--- Begin Text block ---

Spanish university team designs 1,000km/h “flying” Hyperloop train

Valencia Polytechnic rolls into final phase of Elon Musk’s SpaceX high-speed transportation competition

Cristina Vázquez

A team of Spanish university students is to present their prototype of a train capable of traveling up to 1,000km/h this summer in the next phase of the Hyperloop Pod Competition, the contest to create a long-distance, high-speed transportation system set up by billionaire entrepreneur Elon Musk, the co-founder of the Tesla electric car company, among other tech initiatives.

Daniel Orient and Juan Vicén with a model of their prototype.
Daniel Orient and Juan Vicén with a model of their prototype.JOSÉ JORDÁN

Five students from the Polytechnic University of Valencia (UPV) began work on their project more than a year ago and have now been joined by 25 others with the goal of presenting the train at the final Hyperloop trials this summer to be held at Musk’s SpaceX headquarters in Los Angeles. Musk’s challenge to universities around the world is to come up with a system to propel a pod-like vehicle through a near-vacuum tube at more than airline speed.

The UPV team was selected in January 2016 by a SpaceX panel from dozens of universities to present their project. After securing sponsorship, UPV Hyperloop is now further honing their design of a two-meter-long, 1.5-meter-high pod, which has cost some €100,000 and will be tested at SpaceX in a few months.

--- End Text block ---

__Objective 1__: Please copy the listing from its first line through the line containing "- x-tick-label-tur: TUR: [613, 391, 638, 415]", changing "footer-bar" to "bottom-bar" and leaving everything else as it is.
The listing is unrelated to the Hyperloop article.

--- Begin Source material ---

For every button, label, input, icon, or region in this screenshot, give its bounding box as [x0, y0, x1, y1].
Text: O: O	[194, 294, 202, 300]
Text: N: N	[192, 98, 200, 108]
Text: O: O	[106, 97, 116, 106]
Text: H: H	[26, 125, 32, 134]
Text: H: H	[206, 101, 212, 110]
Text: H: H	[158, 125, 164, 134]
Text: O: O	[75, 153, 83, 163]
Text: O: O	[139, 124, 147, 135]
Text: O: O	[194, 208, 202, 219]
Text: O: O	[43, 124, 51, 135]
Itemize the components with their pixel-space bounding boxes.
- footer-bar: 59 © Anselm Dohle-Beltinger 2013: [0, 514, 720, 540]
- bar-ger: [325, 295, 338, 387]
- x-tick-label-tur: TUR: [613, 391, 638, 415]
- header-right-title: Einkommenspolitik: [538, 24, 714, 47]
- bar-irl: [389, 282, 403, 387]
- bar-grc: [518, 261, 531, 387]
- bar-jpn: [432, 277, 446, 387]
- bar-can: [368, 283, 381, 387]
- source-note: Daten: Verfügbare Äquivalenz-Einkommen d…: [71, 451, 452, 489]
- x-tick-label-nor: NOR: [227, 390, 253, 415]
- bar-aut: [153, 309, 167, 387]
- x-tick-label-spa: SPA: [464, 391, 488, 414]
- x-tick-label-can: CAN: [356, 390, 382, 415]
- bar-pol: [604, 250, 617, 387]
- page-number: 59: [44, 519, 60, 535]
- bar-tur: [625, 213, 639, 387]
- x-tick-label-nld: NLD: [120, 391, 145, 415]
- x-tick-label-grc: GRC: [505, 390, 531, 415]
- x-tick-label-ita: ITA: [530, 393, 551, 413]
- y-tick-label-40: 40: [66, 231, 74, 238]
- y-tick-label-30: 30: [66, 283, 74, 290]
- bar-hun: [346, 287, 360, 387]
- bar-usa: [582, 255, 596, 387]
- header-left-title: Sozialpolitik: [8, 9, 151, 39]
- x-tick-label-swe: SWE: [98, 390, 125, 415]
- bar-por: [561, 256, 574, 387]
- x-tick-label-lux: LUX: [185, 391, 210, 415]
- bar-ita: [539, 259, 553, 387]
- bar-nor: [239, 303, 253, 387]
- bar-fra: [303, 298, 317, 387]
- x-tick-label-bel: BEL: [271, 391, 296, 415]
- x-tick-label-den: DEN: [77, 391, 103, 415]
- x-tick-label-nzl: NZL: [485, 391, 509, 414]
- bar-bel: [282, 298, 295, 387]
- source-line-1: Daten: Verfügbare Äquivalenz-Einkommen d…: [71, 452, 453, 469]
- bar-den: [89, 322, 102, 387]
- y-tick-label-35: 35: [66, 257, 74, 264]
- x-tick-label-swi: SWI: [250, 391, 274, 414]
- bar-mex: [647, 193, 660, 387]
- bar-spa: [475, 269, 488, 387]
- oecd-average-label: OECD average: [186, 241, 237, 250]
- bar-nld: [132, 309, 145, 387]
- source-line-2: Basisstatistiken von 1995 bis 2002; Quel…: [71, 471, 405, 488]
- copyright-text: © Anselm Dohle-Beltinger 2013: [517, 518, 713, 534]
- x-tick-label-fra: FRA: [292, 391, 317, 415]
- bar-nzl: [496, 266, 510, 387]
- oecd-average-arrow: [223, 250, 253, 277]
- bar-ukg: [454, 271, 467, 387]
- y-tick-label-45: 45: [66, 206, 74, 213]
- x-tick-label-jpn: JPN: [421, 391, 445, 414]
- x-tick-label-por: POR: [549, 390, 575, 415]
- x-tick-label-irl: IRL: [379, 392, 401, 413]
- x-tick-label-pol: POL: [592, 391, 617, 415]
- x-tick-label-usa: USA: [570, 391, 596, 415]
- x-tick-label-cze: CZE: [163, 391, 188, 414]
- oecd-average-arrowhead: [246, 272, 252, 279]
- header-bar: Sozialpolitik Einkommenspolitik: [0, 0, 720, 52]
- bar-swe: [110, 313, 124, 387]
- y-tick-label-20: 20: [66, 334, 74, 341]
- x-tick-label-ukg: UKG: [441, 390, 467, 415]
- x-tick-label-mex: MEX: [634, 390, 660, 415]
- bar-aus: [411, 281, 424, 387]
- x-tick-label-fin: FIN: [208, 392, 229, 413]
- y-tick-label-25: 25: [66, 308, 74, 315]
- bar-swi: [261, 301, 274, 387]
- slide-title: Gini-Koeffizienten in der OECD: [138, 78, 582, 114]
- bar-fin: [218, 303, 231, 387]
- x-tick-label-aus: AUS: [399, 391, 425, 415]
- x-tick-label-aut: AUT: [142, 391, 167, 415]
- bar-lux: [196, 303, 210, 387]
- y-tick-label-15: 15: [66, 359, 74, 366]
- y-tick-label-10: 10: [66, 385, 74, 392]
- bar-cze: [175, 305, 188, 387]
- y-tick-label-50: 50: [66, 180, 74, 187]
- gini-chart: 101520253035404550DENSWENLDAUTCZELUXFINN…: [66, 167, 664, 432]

--- End Source material ---

__Objective 2__: Translate this sentence from the Hyperloop article into Spanish: "Musk’s challenge to universities around the world is to come up with a system to propel a pod-like vehicle through a near-vacuum tube at more than airline speed."

__Full output 1__:
For every button, label, input, icon, or region in this screenshot, give its bounding box as [x0, y0, x1, y1].
Text: O: O	[194, 294, 202, 300]
Text: N: N	[192, 98, 200, 108]
Text: O: O	[106, 97, 116, 106]
Text: H: H	[26, 125, 32, 134]
Text: H: H	[206, 101, 212, 110]
Text: H: H	[158, 125, 164, 134]
Text: O: O	[75, 153, 83, 163]
Text: O: O	[139, 124, 147, 135]
Text: O: O	[194, 208, 202, 219]
Text: O: O	[43, 124, 51, 135]
Itemize the components with their pixel-space bounding boxes.
- bottom-bar: 59 © Anselm Dohle-Beltinger 2013: [0, 514, 720, 540]
- bar-ger: [325, 295, 338, 387]
- x-tick-label-tur: TUR: [613, 391, 638, 415]

__Full output 2__: El reto de Musk a las universidades de todo el mundo es idear un sistema para propulsar un vehículo con forma de cápsula a través de un tubo casi al vacío a una velocidad superior a la de un avión de línea.